[Data provided start]
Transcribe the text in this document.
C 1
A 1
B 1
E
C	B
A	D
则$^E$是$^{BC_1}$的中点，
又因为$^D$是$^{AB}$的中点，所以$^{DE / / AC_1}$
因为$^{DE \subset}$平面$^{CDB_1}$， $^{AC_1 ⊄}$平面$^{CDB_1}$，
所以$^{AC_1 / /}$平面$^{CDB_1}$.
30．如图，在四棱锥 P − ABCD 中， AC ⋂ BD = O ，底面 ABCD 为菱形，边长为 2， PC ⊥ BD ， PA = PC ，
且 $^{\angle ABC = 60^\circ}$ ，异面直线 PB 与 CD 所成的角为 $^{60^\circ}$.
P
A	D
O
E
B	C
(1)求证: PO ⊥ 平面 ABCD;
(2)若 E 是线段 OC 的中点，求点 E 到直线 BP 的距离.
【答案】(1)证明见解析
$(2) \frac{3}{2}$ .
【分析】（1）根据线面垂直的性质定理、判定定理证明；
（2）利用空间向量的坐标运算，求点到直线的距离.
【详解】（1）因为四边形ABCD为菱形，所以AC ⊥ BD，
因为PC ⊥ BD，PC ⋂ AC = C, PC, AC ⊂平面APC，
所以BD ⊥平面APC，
[Data provided end]
* [Set exercise] Extract every record and return it verbatim.

* [Result of this task]
Transcribe the text in this document.
C 1
A 1
B 1
E
C	B
A	D
则$^E$是$^{BC_1}$的中点，
又因为$^D$是$^{AB}$的中点，所以$^{DE / / AC_1}$
因为$^{DE \subset}$平面$^{CDB_1}$， $^{AC_1 ⊄}$平面$^{CDB_1}$，
所以$^{AC_1 / /}$平面$^{CDB_1}$.
30．如图，在四棱锥 P − ABCD 中， AC ⋂ BD = O ，底面 ABCD 为菱形，边长为 2， PC ⊥ BD ， PA = PC ，
且 $^{\angle ABC = 60^\circ}$ ，异面直线 PB 与 CD 所成的角为 $^{60^\circ}$.
P
A	D
O
E
B	C
(1)求证: PO ⊥ 平面 ABCD;
(2)若 E 是线段 OC 的中点，求点 E 到直线 BP 的距离.
【答案】(1)证明见解析
$(2) \frac{3}{2}$ .
【分析】（1）根据线面垂直的性质定理、判定定理证明；
（2）利用空间向量的坐标运算，求点到直线的距离.
【详解】（1）因为四边形ABCD为菱形，所以AC ⊥ BD，
因为PC ⊥ BD，PC ⋂ AC = C, PC, AC ⊂平面APC，
所以BD ⊥平面APC，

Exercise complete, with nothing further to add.